Excerpt from a dataset:
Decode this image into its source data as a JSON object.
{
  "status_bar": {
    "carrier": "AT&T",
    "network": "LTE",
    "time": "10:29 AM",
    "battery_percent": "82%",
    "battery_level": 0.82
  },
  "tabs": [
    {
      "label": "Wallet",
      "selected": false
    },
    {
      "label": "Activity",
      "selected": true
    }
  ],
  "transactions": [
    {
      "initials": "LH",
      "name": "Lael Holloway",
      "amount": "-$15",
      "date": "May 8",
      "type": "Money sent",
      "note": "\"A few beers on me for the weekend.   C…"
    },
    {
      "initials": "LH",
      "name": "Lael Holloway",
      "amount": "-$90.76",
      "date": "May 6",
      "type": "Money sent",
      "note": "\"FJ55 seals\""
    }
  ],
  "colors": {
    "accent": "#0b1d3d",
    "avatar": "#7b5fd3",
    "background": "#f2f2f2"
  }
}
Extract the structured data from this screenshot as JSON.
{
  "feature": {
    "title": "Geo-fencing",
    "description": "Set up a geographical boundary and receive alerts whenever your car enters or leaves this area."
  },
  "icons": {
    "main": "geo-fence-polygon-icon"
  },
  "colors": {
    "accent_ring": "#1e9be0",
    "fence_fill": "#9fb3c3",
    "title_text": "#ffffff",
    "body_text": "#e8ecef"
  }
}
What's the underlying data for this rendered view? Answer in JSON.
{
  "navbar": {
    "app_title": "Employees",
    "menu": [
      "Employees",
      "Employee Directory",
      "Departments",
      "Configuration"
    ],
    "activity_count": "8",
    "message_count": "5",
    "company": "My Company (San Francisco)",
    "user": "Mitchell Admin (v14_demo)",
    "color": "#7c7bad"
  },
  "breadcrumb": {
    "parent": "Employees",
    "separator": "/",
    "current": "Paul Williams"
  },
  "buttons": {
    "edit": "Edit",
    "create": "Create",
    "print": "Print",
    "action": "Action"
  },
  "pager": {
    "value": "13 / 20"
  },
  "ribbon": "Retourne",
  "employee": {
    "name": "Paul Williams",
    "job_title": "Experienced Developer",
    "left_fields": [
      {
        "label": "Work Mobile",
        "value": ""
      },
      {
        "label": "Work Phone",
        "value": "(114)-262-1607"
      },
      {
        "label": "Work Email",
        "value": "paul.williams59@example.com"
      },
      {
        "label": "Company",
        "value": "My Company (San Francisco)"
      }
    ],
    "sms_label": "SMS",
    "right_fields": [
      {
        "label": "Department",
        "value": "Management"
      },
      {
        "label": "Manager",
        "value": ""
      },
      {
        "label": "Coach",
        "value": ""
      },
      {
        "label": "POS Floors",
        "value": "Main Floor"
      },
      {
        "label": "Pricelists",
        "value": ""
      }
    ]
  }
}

Instruction: Reproduce the material exactly, with every line intact.

Answer to this task:
Decode this image into its source data as a JSON object.
{
  "status_bar": {
    "carrier": "AT&T",
    "network": "LTE",
    "time": "10:29 AM",
    "battery_percent": "82%",
    "battery_level": 0.82
  },
  "tabs": [
    {
      "label": "Wallet",
      "selected": false
    },
    {
      "label": "Activity",
      "selected": true
    }
  ],
  "transactions": [
    {
      "initials": "LH",
      "name": "Lael Holloway",
      "amount": "-$15",
      "date": "May 8",
      "type": "Money sent",
      "note": "\"A few beers on me for the weekend.   C…"
    },
    {
      "initials": "LH",
      "name": "Lael Holloway",
      "amount": "-$90.76",
      "date": "May 6",
      "type": "Money sent",
      "note": "\"FJ55 seals\""
    }
  ],
  "colors": {
    "accent": "#0b1d3d",
    "avatar": "#7b5fd3",
    "background": "#f2f2f2"
  }
}
Extract the structured data from this screenshot as JSON.
{
  "feature": {
    "title": "Geo-fencing",
    "description": "Set up a geographical boundary and receive alerts whenever your car enters or leaves this area."
  },
  "icons": {
    "main": "geo-fence-polygon-icon"
  },
  "colors": {
    "accent_ring": "#1e9be0",
    "fence_fill": "#9fb3c3",
    "title_text": "#ffffff",
    "body_text": "#e8ecef"
  }
}
What's the underlying data for this rendered view? Answer in JSON.
{
  "navbar": {
    "app_title": "Employees",
    "menu": [
      "Employees",
      "Employee Directory",
      "Departments",
      "Configuration"
    ],
    "activity_count": "8",
    "message_count": "5",
    "company": "My Company (San Francisco)",
    "user": "Mitchell Admin (v14_demo)",
    "color": "#7c7bad"
  },
  "breadcrumb": {
    "parent": "Employees",
    "separator": "/",
    "current": "Paul Williams"
  },
  "buttons": {
    "edit": "Edit",
    "create": "Create",
    "print": "Print",
    "action": "Action"
  },
  "pager": {
    "value": "13 / 20"
  },
  "ribbon": "Retourne",
  "employee": {
    "name": "Paul Williams",
    "job_title": "Experienced Developer",
    "left_fields": [
      {
        "label": "Work Mobile",
        "value": ""
      },
      {
        "label": "Work Phone",
        "value": "(114)-262-1607"
      },
      {
        "label": "Work Email",
        "value": "paul.williams59@example.com"
      },
      {
        "label": "Company",
        "value": "My Company (San Francisco)"
      }
    ],
    "sms_label": "SMS",
    "right_fields": [
      {
        "label": "Department",
        "value": "Management"
      },
      {
        "label": "Manager",
        "value": ""
      },
      {
        "label": "Coach",
        "value": ""
      },
      {
        "label": "POS Floors",
        "value": "Main Floor"
      },
      {
        "label": "Pricelists",
        "value": ""
      }
    ]
  }
}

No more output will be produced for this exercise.